### Task prompt
Search the data below for "motifs"; list each line that holds it.

### Figure dataset records
####################

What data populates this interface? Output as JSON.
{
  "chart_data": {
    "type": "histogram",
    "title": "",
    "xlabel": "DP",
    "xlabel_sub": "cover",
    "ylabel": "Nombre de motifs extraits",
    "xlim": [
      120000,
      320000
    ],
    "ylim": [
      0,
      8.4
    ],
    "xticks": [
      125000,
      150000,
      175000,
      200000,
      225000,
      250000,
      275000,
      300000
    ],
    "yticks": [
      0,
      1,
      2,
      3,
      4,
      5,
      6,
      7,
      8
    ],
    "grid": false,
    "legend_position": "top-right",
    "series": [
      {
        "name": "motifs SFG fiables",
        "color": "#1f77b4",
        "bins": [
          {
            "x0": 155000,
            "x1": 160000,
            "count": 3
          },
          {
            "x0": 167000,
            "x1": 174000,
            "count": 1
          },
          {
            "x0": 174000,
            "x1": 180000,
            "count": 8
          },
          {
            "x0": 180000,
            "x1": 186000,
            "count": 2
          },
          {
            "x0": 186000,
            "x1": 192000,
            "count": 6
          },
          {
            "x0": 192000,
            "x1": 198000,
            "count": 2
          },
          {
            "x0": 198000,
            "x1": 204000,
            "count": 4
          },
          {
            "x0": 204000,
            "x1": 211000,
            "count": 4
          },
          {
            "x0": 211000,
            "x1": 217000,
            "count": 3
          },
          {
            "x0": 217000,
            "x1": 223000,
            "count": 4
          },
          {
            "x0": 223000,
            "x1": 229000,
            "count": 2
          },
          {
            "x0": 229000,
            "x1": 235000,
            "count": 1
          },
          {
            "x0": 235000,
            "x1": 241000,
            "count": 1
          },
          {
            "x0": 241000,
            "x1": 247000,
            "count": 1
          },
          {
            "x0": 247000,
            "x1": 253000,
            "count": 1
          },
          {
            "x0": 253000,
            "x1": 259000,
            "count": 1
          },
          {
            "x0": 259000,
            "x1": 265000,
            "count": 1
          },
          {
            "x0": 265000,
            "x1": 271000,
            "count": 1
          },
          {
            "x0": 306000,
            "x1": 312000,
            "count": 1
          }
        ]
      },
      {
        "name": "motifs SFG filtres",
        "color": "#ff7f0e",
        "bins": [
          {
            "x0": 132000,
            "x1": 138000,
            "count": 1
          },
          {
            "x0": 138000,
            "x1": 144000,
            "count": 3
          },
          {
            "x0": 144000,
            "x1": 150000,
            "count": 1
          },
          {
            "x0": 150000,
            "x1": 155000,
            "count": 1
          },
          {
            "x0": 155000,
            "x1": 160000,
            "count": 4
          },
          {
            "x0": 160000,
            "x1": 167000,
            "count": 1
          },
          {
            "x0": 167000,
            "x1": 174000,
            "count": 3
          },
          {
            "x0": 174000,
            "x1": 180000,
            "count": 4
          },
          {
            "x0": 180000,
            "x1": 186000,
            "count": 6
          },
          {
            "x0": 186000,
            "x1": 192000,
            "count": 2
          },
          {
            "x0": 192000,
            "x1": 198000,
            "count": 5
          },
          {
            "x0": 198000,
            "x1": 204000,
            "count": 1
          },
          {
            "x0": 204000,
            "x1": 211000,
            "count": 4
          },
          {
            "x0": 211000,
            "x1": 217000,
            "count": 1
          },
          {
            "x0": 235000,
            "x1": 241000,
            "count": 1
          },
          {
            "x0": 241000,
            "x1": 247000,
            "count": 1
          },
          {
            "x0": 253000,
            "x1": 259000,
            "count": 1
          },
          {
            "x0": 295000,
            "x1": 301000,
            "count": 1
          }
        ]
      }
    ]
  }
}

####################

### Answer to this task
    "ylabel": "Nombre de motifs extraits",
        "name": "motifs SFG fiables",
        "name": "motifs SFG filtres",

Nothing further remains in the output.